::: EXTRACTED INFORMATION :::

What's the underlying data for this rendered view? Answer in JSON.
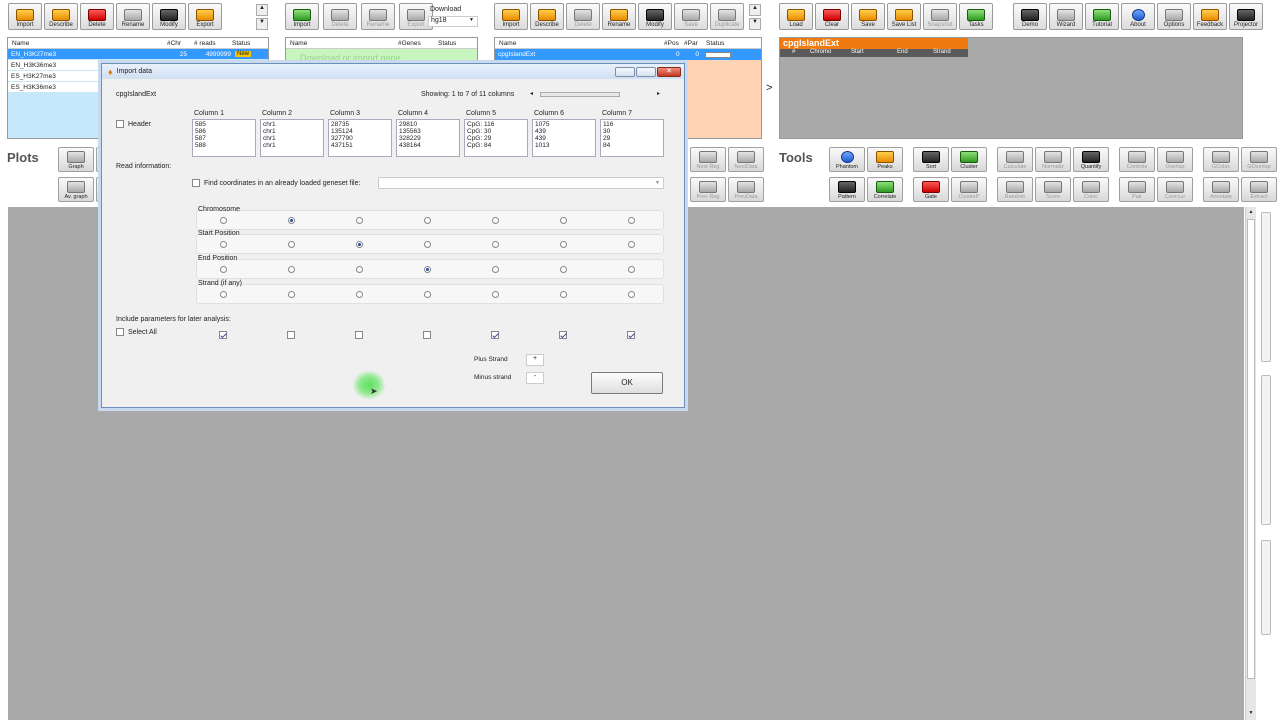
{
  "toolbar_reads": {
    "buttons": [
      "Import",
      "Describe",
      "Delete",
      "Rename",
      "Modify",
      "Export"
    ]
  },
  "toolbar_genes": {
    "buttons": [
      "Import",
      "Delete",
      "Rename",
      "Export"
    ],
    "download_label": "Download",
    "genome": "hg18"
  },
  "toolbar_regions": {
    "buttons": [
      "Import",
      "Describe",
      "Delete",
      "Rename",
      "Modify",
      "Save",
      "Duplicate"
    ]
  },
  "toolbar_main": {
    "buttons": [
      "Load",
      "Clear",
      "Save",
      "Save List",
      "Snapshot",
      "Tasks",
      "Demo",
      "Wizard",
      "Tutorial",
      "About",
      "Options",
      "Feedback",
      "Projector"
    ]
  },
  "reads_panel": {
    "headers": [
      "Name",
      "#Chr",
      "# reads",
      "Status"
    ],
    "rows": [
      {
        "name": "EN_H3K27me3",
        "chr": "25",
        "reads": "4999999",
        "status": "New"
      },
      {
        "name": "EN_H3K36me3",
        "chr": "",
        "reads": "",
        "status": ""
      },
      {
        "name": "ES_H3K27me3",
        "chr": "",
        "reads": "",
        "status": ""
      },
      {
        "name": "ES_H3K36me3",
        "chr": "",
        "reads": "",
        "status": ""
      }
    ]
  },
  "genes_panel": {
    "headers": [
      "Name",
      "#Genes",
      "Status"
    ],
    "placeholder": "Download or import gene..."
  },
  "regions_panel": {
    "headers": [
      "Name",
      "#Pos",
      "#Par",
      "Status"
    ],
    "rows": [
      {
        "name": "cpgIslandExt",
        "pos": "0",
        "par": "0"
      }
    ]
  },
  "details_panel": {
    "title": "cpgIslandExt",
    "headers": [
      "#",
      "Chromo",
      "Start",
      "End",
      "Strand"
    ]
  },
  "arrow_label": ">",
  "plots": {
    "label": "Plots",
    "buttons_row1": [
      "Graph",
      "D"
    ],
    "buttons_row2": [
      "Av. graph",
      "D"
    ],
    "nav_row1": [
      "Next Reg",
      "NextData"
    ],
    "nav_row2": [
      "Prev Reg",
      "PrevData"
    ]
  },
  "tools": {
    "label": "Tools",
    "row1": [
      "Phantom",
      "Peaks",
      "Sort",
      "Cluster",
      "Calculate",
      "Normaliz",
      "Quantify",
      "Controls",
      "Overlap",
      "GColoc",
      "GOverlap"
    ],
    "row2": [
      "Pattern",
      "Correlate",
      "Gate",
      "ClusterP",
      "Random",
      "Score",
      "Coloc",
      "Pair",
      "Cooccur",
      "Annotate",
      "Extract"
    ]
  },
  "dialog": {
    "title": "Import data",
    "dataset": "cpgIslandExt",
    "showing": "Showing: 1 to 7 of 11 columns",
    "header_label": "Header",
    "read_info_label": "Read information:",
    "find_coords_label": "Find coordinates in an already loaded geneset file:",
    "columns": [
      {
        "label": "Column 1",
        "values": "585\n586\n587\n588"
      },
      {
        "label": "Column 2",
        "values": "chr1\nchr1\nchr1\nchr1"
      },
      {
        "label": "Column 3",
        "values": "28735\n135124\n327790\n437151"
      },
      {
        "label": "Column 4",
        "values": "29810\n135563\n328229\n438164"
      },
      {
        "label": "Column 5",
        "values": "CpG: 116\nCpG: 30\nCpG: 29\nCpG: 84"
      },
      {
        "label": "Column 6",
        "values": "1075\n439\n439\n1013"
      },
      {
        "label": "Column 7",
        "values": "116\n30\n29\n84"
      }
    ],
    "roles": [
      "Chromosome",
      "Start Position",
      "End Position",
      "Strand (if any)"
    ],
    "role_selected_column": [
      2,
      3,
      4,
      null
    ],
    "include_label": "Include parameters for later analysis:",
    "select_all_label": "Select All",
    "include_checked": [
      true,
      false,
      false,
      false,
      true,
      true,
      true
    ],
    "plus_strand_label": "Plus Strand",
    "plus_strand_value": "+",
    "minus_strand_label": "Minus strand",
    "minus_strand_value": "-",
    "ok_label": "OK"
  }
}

:::
::: EXTRACTED INFORMATION :::

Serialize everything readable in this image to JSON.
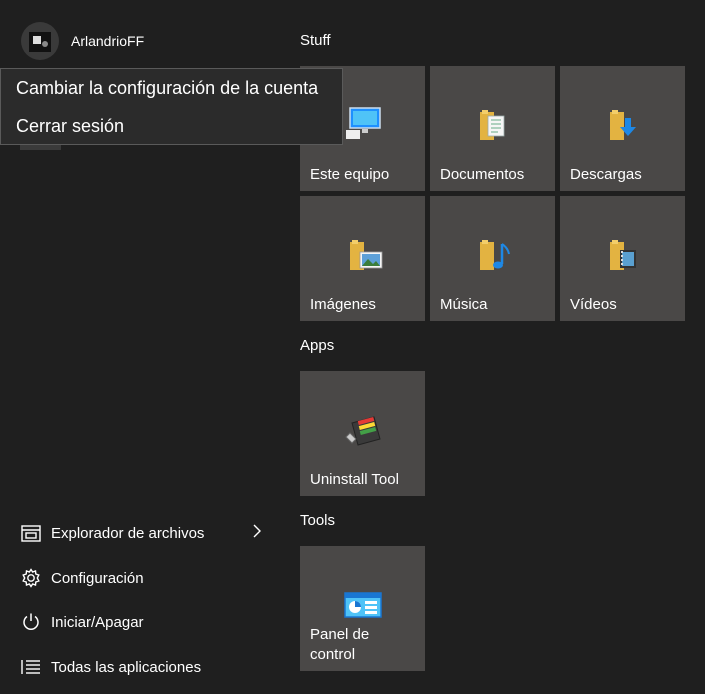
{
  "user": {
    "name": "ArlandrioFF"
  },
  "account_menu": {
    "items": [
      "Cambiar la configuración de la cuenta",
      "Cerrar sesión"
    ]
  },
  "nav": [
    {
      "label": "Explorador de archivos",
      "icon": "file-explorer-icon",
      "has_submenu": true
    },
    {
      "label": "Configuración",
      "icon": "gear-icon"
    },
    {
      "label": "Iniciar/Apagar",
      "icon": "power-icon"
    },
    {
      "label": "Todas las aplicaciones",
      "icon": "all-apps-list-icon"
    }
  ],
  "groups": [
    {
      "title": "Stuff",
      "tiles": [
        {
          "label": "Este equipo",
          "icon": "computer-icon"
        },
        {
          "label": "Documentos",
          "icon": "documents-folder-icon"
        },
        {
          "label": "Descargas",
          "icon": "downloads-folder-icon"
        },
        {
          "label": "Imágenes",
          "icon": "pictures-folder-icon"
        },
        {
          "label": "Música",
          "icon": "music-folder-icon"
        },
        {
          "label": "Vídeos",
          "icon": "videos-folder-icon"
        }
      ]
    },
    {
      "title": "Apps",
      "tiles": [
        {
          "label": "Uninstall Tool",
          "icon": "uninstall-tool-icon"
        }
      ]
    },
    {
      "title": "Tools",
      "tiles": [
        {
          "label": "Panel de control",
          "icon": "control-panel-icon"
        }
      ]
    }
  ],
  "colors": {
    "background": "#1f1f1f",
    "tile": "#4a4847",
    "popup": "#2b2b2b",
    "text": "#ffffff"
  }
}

:::

Among the lines above, find those that contain the word "file" and copy them.

    "find_coords_label": "Find coordinates in an already loaded geneset file:",
      "icon": "file-explorer-icon",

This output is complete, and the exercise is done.